» Prompt 1
Reproduce the article about the 2010 Pro Bowl in Miami word for word.

» Selected excerpt
*-*-*
Pro Bowl 2010 MiamiMaybe it should just be touch-football.  Or flag football.
The NFL’s Pro Bowl, or the league’s equivalent of an all-star game, was kind of a friendly, schoolyard, last-touchdown-wins, fratboy party in Miami on Sunday night. 

Fun enough for those involved, not all that entertaining for fans of the real version of the game, but a chance for corporate schmoozers and autograph-seekers to have a great time.

In this, the first year, where the Pro Bowl served as an opening act for the Super Bowl, it was a wide-open, light-tackling, high-scoring display of "let’s have fun, but let’s not hurt each other" football.

Spectacular long touchdowns were many, serious contact hits were few, and the AFC wound up beating the NFC 41-34 on Sunday night.

It rained for the much of the day and through the game, recalling Miami’s soggy Super Bowl three years ago when the Colts outslogged the Bears.

Houston Texan’s quarterback Matt Schaub threw for 189 yards and two touchdowns for the AFC and took home the Most Valuable Player honors.  Green Bay’s Aaron Rodgers also tossed a couple of touchdown passes for the NFC and Philadelphia Eagles’ receiver Desean Jackson scored twice.

Organizers will call it a success, and will point to a crowd of 70, 697- the largest for a Pro Bowl since 1959 in Los Angeles, although the stadium was half empty by the third quarter, perhaps partly because of the rain and temperatures in the 60s.  The tops were definately on all of the exotic rental cars at the stadium.

The NFL sought to transform the Pro Bowl into a bigger game by playing it before the Super Bowl for the first time. In a one-year experiment, the league also moved the game from Honolulu, its home since 1980. The game will return to Honolulu in 2011 and 2012, but the league hasn’t decided whether to hold those games before or after the Super Bowl. The Pro Bowl site for 2013 and beyond hasn’t been determined.
*-*-*
» Prompt 2
Rewrite the records starting at their first line and ending at the line containing "sidebar-item-billing[interactable]: เรียกชำระเงิน ›", with "row-balance" changed to "row-stock" and nothing else altered.

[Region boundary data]
*-*-*
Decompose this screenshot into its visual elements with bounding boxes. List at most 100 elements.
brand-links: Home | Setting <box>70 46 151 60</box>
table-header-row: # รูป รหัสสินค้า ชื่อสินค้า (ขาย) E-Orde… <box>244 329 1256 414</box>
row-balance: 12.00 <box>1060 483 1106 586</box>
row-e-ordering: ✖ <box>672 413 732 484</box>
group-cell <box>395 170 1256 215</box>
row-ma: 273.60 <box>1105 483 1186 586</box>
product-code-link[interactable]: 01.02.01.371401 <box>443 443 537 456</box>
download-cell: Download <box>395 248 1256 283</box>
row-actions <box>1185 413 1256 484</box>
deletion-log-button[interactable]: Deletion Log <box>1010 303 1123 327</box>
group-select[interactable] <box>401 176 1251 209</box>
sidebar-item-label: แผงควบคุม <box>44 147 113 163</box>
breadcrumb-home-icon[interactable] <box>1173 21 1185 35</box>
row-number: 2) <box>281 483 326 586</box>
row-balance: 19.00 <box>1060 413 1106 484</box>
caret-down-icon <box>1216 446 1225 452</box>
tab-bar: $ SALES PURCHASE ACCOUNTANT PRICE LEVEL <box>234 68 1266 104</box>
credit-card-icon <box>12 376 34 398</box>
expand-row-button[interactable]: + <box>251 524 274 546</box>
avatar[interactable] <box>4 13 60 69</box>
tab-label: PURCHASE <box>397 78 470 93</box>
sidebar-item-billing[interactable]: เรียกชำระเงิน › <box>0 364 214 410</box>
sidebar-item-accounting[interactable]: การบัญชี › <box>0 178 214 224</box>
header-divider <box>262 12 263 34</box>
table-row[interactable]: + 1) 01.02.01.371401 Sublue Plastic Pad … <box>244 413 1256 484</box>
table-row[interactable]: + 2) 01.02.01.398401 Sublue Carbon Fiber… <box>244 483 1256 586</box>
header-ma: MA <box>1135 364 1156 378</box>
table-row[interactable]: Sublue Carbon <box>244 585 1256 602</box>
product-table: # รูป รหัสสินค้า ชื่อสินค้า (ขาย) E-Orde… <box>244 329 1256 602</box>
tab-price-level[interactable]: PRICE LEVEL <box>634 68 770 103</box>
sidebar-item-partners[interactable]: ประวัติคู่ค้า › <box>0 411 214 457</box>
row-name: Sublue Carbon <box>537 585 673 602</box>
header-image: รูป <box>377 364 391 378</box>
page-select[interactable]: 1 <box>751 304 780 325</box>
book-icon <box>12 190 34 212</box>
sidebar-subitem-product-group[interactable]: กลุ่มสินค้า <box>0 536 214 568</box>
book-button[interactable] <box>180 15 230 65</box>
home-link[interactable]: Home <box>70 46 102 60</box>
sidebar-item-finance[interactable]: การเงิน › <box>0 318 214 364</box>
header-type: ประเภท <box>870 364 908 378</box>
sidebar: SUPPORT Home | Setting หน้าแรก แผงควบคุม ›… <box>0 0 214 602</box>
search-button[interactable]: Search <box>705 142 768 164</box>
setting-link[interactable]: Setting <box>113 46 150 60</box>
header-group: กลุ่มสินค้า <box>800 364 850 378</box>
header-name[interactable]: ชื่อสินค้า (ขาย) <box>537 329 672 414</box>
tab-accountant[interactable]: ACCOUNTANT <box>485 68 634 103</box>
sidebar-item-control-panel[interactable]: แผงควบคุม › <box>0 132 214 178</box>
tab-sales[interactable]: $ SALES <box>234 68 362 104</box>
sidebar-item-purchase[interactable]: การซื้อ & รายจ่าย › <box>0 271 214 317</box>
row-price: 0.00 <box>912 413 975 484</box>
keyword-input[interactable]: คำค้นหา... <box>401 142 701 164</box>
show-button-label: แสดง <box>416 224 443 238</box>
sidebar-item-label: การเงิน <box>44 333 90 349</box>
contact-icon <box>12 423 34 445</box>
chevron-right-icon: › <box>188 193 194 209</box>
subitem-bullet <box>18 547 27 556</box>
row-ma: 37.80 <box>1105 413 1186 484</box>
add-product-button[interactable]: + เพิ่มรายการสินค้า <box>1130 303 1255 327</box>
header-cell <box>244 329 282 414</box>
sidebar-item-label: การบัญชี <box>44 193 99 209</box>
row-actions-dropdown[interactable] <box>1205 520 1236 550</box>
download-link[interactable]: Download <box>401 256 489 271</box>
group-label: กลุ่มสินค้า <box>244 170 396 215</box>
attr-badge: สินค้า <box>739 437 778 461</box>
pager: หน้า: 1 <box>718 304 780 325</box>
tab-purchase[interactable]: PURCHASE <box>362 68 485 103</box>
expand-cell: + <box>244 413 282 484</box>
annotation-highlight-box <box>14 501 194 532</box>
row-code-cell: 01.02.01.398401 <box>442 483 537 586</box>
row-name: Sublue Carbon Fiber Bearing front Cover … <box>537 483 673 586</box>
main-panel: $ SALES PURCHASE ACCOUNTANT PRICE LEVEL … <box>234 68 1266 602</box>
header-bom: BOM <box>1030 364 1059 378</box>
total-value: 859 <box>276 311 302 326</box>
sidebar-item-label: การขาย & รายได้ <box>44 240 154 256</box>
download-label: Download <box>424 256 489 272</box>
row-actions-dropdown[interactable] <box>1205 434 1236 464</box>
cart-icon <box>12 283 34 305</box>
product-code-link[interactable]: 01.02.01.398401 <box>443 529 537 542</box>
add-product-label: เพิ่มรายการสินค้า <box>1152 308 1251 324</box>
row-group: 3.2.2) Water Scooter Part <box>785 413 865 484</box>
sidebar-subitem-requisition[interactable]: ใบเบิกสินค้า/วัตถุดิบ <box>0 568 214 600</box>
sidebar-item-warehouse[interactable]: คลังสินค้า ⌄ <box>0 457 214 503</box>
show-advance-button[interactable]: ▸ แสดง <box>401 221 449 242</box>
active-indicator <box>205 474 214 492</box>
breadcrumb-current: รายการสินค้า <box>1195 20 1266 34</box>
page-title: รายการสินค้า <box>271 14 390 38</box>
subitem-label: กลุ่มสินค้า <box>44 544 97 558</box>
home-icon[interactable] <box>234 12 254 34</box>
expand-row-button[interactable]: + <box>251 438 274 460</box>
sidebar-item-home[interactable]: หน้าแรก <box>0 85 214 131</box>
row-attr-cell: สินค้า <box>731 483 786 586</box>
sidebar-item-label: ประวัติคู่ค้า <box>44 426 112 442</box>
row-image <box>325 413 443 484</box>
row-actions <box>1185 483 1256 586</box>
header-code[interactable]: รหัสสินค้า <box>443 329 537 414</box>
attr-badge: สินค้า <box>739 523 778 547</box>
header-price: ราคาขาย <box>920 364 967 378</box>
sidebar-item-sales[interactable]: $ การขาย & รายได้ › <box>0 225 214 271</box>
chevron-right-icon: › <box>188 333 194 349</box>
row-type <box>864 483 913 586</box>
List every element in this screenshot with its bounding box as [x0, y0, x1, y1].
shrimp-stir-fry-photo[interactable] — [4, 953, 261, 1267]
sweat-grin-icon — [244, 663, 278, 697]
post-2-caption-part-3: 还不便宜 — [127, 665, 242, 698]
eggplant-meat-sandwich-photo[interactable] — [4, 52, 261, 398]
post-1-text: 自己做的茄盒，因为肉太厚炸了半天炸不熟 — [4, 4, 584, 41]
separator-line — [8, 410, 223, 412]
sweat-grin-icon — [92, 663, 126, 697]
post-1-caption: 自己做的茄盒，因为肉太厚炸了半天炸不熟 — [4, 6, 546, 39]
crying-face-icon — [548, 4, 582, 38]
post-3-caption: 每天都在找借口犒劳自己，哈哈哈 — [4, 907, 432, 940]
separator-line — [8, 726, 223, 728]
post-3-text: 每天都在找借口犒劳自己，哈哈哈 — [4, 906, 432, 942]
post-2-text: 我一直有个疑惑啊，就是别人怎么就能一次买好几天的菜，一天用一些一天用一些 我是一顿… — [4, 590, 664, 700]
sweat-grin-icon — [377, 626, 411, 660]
*-*-*
» Response 1
Pro Bowl 2010 MiamiMaybe it should just be touch-football.  Or flag football.
The NFL’s Pro Bowl, or the league’s equivalent of an all-star game, was kind of a friendly, schoolyard, last-touchdown-wins, fratboy party in Miami on Sunday night. 

Fun enough for those involved, not all that entertaining for fans of the real version of the game, but a chance for corporate schmoozers and autograph-seekers to have a great time.

In this, the first year, where the Pro Bowl served as an opening act for the Super Bowl, it was a wide-open, light-tackling, high-scoring display of "let’s have fun, but let’s not hurt each other" football.

Spectacular long touchdowns were many, serious contact hits were few, and the AFC wound up beating the NFC 41-34 on Sunday night.

It rained for the much of the day and through the game, recalling Miami’s soggy Super Bowl three years ago when the Colts outslogged the Bears.

Houston Texan’s quarterback Matt Schaub threw for 189 yards and two touchdowns for the AFC and took home the Most Valuable Player honors.  Green Bay’s Aaron Rodgers also tossed a couple of touchdown passes for the NFC and Philadelphia Eagles’ receiver Desean Jackson scored twice.

Organizers will call it a success, and will point to a crowd of 70, 697- the largest for a Pro Bowl since 1959 in Los Angeles, although the stadium was half empty by the third quarter, perhaps partly because of the rain and temperatures in the 60s.  The tops were definately on all of the exotic rental cars at the stadium.

The NFL sought to transform the Pro Bowl into a bigger game by playing it before the Super Bowl for the first time. In a one-year experiment, the league also moved the game from Honolulu, its home since 1980. The game will return to Honolulu in 2011 and 2012, but the league hasn’t decided whether to hold those games before or after the Super Bowl. The Pro Bowl site for 2013 and beyond hasn’t been determined.

» Response 2
Decompose this screenshot into its visual elements with bounding boxes. List at most 100 elements.
brand-links: Home | Setting <box>70 46 151 60</box>
table-header-row: # รูป รหัสสินค้า ชื่อสินค้า (ขาย) E-Orde… <box>244 329 1256 414</box>
row-stock: 12.00 <box>1060 483 1106 586</box>
row-e-ordering: ✖ <box>672 413 732 484</box>
group-cell <box>395 170 1256 215</box>
row-ma: 273.60 <box>1105 483 1186 586</box>
product-code-link[interactable]: 01.02.01.371401 <box>443 443 537 456</box>
download-cell: Download <box>395 248 1256 283</box>
row-actions <box>1185 413 1256 484</box>
deletion-log-button[interactable]: Deletion Log <box>1010 303 1123 327</box>
group-select[interactable] <box>401 176 1251 209</box>
sidebar-item-label: แผงควบคุม <box>44 147 113 163</box>
breadcrumb-home-icon[interactable] <box>1173 21 1185 35</box>
row-number: 2) <box>281 483 326 586</box>
row-stock: 19.00 <box>1060 413 1106 484</box>
caret-down-icon <box>1216 446 1225 452</box>
tab-bar: $ SALES PURCHASE ACCOUNTANT PRICE LEVEL <box>234 68 1266 104</box>
credit-card-icon <box>12 376 34 398</box>
expand-row-button[interactable]: + <box>251 524 274 546</box>
avatar[interactable] <box>4 13 60 69</box>
tab-label: PURCHASE <box>397 78 470 93</box>
sidebar-item-billing[interactable]: เรียกชำระเงิน › <box>0 364 214 410</box>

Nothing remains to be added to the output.